The entries below contain pictures. Retype everything except those pictures, exactly as given.
==== EXCERPTED RECORDS ====
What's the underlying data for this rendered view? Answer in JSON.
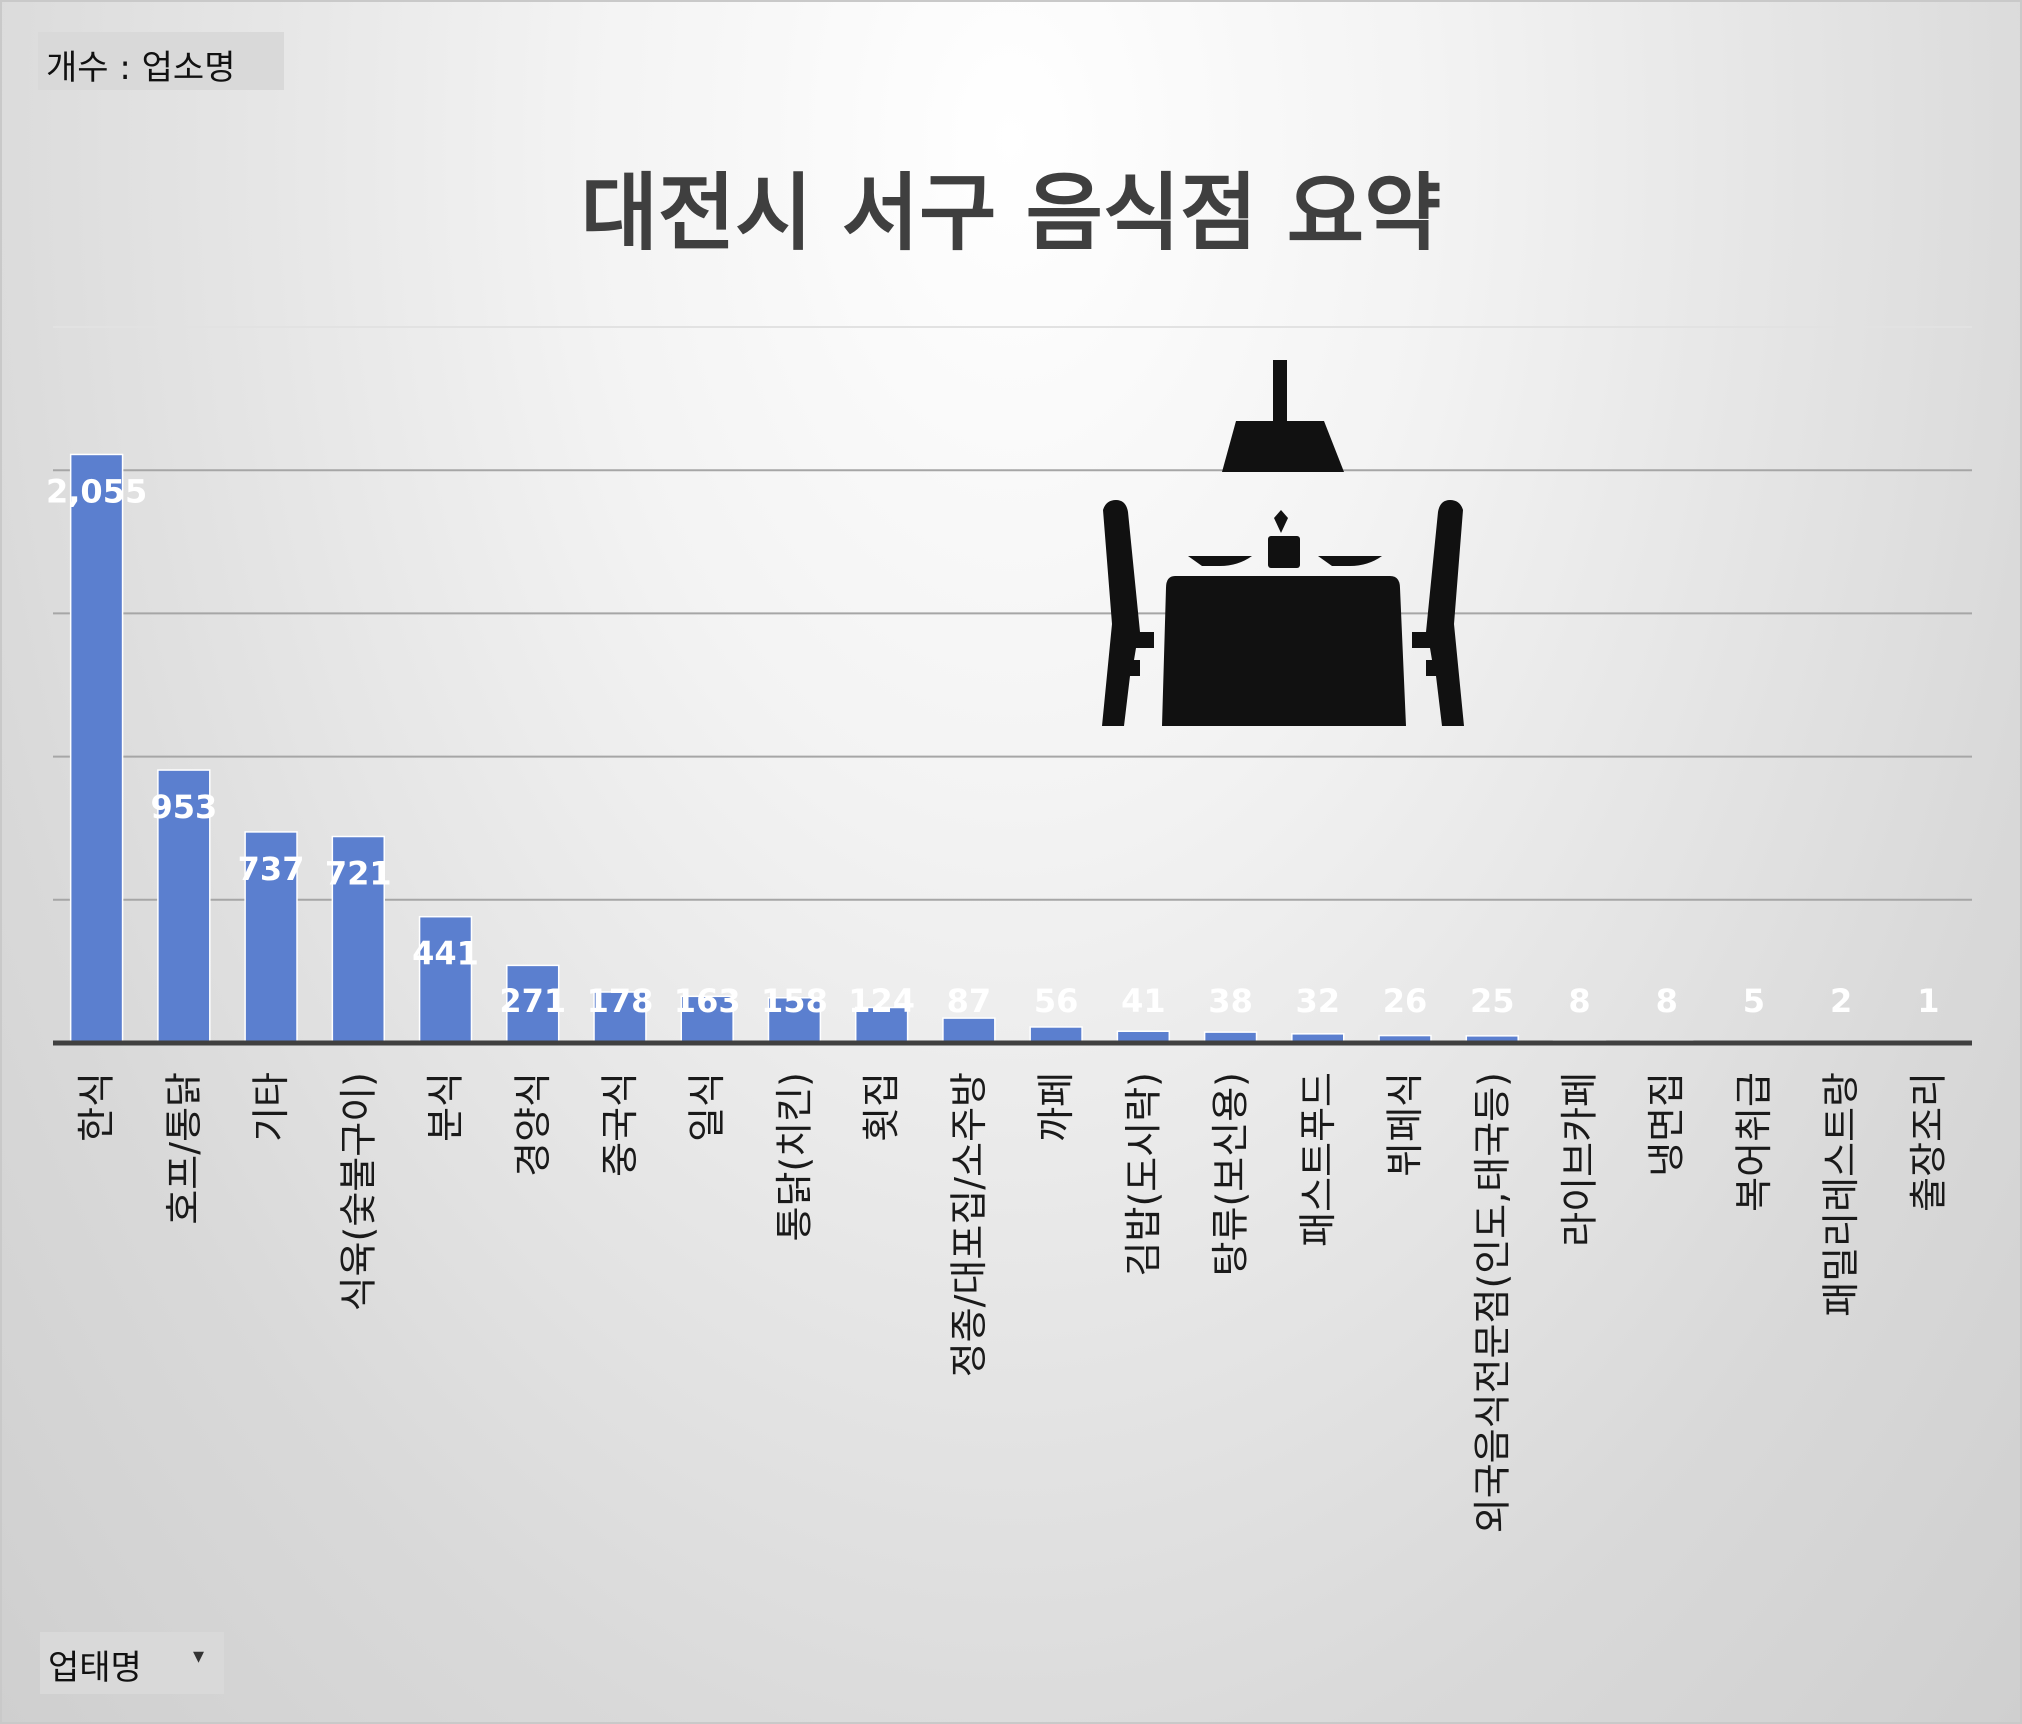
{
  "value_field_button": {
    "label": "개수 : 업소명"
  },
  "axis_field_button": {
    "label": "업태명",
    "arrow": "▾"
  },
  "dining_icon": {
    "name": "restaurant-table-icon"
  },
  "chart_data": {
    "type": "bar",
    "title": "대전시 서구 음식점 요약",
    "xlabel": "",
    "ylabel": "",
    "ylim": [
      0,
      2500
    ],
    "grid": true,
    "legend": "none",
    "bar_color": "#5b7fcf",
    "categories": [
      "한식",
      "호프/통닭",
      "기타",
      "식육(숯불구이)",
      "분식",
      "경양식",
      "중국식",
      "일식",
      "통닭(치킨)",
      "횟집",
      "정종/대포집/소주방",
      "까페",
      "김밥(도시락)",
      "탕류(보신용)",
      "패스트푸드",
      "뷔페식",
      "외국음식전문점(인도,태국등)",
      "라이브카페",
      "냉면집",
      "복어취급",
      "패밀리레스트랑",
      "출장조리"
    ],
    "values": [
      2055,
      953,
      737,
      721,
      441,
      271,
      178,
      163,
      158,
      124,
      87,
      56,
      41,
      38,
      32,
      26,
      25,
      8,
      8,
      5,
      2,
      1
    ],
    "data_labels": [
      "2,055",
      "953",
      "737",
      "721",
      "441",
      "271",
      "178",
      "163",
      "158",
      "124",
      "87",
      "56",
      "41",
      "38",
      "32",
      "26",
      "25",
      "8",
      "8",
      "5",
      "2",
      "1"
    ]
  }
}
====
FINAL RESULT
What's the underlying data for this rendered view? Answer in JSON.
{
  "value_field_button": {
    "label": "개수 : 업소명"
  },
  "axis_field_button": {
    "label": "업태명",
    "arrow": "▾"
  },
  "dining_icon": {
    "name": "restaurant-table-icon"
  },
  "chart_data": {
    "type": "bar",
    "title": "대전시 서구 음식점 요약",
    "xlabel": "",
    "ylabel": "",
    "ylim": [
      0,
      2500
    ],
    "grid": true,
    "legend": "none",
    "bar_color": "#5b7fcf",
    "categories": [
      "한식",
      "호프/통닭",
      "기타",
      "식육(숯불구이)",
      "분식",
      "경양식",
      "중국식",
      "일식",
      "통닭(치킨)",
      "횟집",
      "정종/대포집/소주방",
      "까페",
      "김밥(도시락)",
      "탕류(보신용)",
      "패스트푸드",
      "뷔페식",
      "외국음식전문점(인도,태국등)",
      "라이브카페",
      "냉면집",
      "복어취급",
      "패밀리레스트랑",
      "출장조리"
    ],
    "values": [
      2055,
      953,
      737,
      721,
      441,
      271,
      178,
      163,
      158,
      124,
      87,
      56,
      41,
      38,
      32,
      26,
      25,
      8,
      8,
      5,
      2,
      1
    ],
    "data_labels": [
      "2,055",
      "953",
      "737",
      "721",
      "441",
      "271",
      "178",
      "163",
      "158",
      "124",
      "87",
      "56",
      "41",
      "38",
      "32",
      "26",
      "25",
      "8",
      "8",
      "5",
      "2",
      "1"
    ]
  }
}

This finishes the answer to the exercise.